(Dataset entries)
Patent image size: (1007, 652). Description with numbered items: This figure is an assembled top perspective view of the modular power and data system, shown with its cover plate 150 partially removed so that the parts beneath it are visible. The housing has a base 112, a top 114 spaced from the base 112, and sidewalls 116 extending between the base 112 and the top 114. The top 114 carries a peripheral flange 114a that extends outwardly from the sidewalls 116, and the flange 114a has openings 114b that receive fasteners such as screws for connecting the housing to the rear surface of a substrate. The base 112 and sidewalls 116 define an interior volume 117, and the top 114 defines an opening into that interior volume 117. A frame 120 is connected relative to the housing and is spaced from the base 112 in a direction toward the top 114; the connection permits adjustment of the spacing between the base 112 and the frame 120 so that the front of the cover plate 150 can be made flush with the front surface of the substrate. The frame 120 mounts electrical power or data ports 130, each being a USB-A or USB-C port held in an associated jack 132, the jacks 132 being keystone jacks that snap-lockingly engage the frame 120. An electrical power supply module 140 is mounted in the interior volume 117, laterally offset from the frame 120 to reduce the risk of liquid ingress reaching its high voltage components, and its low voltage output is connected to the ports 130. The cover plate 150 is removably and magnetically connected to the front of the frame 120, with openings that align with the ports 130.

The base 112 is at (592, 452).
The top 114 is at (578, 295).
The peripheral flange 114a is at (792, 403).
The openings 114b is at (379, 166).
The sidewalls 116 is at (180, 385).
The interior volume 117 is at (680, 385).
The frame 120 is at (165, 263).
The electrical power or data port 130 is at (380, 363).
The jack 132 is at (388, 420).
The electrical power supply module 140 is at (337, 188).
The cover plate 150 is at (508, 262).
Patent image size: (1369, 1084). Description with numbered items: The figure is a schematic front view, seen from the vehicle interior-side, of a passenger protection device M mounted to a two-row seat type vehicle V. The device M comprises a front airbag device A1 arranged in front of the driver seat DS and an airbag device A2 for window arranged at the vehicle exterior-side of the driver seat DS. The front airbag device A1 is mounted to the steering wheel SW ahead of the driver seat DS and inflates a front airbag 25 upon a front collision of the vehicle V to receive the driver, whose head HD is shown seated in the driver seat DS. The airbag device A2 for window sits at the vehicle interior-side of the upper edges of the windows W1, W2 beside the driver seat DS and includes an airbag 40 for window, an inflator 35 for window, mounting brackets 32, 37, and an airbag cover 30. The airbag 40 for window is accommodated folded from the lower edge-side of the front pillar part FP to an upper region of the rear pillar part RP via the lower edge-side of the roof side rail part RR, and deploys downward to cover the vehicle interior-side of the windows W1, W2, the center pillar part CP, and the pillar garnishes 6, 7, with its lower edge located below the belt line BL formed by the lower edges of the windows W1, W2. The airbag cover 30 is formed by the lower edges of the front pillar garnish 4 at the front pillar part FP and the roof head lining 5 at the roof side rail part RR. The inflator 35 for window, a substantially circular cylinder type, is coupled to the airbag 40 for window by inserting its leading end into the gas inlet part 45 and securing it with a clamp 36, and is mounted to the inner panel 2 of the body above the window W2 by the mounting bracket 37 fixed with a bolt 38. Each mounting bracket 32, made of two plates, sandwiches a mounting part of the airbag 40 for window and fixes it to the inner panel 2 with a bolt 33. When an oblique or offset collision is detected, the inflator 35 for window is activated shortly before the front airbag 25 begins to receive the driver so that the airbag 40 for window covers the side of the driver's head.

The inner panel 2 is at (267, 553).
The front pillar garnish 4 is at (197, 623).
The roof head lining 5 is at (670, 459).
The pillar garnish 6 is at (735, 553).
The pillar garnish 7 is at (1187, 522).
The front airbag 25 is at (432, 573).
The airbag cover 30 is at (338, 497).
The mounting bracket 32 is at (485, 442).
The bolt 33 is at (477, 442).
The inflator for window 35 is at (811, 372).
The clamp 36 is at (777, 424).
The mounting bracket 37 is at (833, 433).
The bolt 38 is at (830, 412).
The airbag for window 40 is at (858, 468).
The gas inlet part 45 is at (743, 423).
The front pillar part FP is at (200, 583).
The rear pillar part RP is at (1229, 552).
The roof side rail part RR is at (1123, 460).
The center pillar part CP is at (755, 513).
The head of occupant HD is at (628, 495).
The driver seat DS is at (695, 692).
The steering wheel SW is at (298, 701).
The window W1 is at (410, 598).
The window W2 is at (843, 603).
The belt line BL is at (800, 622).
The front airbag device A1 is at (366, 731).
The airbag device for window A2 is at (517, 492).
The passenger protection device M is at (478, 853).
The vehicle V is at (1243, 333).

→ To do: Return every line of the items above verbatim, covering all of them.

→ The reply:
Patent image size: (1007, 652). Description with numbered items: This figure is an assembled top perspective view of the modular power and data system, shown with its cover plate 150 partially removed so that the parts beneath it are visible. The housing has a base 112, a top 114 spaced from the base 112, and sidewalls 116 extending between the base 112 and the top 114. The top 114 carries a peripheral flange 114a that extends outwardly from the sidewalls 116, and the flange 114a has openings 114b that receive fasteners such as screws for connecting the housing to the rear surface of a substrate. The base 112 and sidewalls 116 define an interior volume 117, and the top 114 defines an opening into that interior volume 117. A frame 120 is connected relative to the housing and is spaced from the base 112 in a direction toward the top 114; the connection permits adjustment of the spacing between the base 112 and the frame 120 so that the front of the cover plate 150 can be made flush with the front surface of the substrate. The frame 120 mounts electrical power or data ports 130, each being a USB-A or USB-C port held in an associated jack 132, the jacks 132 being keystone jacks that snap-lockingly engage the frame 120. An electrical power supply module 140 is mounted in the interior volume 117, laterally offset from the frame 120 to reduce the risk of liquid ingress reaching its high voltage components, and its low voltage output is connected to the ports 130. The cover plate 150 is removably and magnetically connected to the front of the frame 120, with openings that align with the ports 130.

The base 112 is at (592, 452).
The top 114 is at (578, 295).
The peripheral flange 114a is at (792, 403).
The openings 114b is at (379, 166).
The sidewalls 116 is at (180, 385).
The interior volume 117 is at (680, 385).
The frame 120 is at (165, 263).
The electrical power or data port 130 is at (380, 363).
The jack 132 is at (388, 420).
The electrical power supply module 140 is at (337, 188).
The cover plate 150 is at (508, 262).
Patent image size: (1369, 1084). Description with numbered items: The figure is a schematic front view, seen from the vehicle interior-side, of a passenger protection device M mounted to a two-row seat type vehicle V. The device M comprises a front airbag device A1 arranged in front of the driver seat DS and an airbag device A2 for window arranged at the vehicle exterior-side of the driver seat DS. The front airbag device A1 is mounted to the steering wheel SW ahead of the driver seat DS and inflates a front airbag 25 upon a front collision of the vehicle V to receive the driver, whose head HD is shown seated in the driver seat DS. The airbag device A2 for window sits at the vehicle interior-side of the upper edges of the windows W1, W2 beside the driver seat DS and includes an airbag 40 for window, an inflator 35 for window, mounting brackets 32, 37, and an airbag cover 30. The airbag 40 for window is accommodated folded from the lower edge-side of the front pillar part FP to an upper region of the rear pillar part RP via the lower edge-side of the roof side rail part RR, and deploys downward to cover the vehicle interior-side of the windows W1, W2, the center pillar part CP, and the pillar garnishes 6, 7, with its lower edge located below the belt line BL formed by the lower edges of the windows W1, W2. The airbag cover 30 is formed by the lower edges of the front pillar garnish 4 at the front pillar part FP and the roof head lining 5 at the roof side rail part RR. The inflator 35 for window, a substantially circular cylinder type, is coupled to the airbag 40 for window by inserting its leading end into the gas inlet part 45 and securing it with a clamp 36, and is mounted to the inner panel 2 of the body above the window W2 by the mounting bracket 37 fixed with a bolt 38. Each mounting bracket 32, made of two plates, sandwiches a mounting part of the airbag 40 for window and fixes it to the inner panel 2 with a bolt 33. When an oblique or offset collision is detected, the inflator 35 for window is activated shortly before the front airbag 25 begins to receive the driver so that the airbag 40 for window covers the side of the driver's head.

The inner panel 2 is at (267, 553).
The front pillar garnish 4 is at (197, 623).
The roof head lining 5 is at (670, 459).
The pillar garnish 6 is at (735, 553).
The pillar garnish 7 is at (1187, 522).
The front airbag 25 is at (432, 573).
The airbag cover 30 is at (338, 497).
The mounting bracket 32 is at (485, 442).
The bolt 33 is at (477, 442).
The inflator for window 35 is at (811, 372).
The clamp 36 is at (777, 424).
The mounting bracket 37 is at (833, 433).
The bolt 38 is at (830, 412).
The airbag for window 40 is at (858, 468).
The gas inlet part 45 is at (743, 423).
The front pillar part FP is at (200, 583).
The rear pillar part RP is at (1229, 552).
The roof side rail part RR is at (1123, 460).
The center pillar part CP is at (755, 513).
The head of occupant HD is at (628, 495).
The driver seat DS is at (695, 692).
The steering wheel SW is at (298, 701).
The window W1 is at (410, 598).
The window W2 is at (843, 603).
The belt line BL is at (800, 622).
The front airbag device A1 is at (366, 731).
The airbag device for window A2 is at (517, 492).
The passenger protection device M is at (478, 853).
The vehicle V is at (1243, 333).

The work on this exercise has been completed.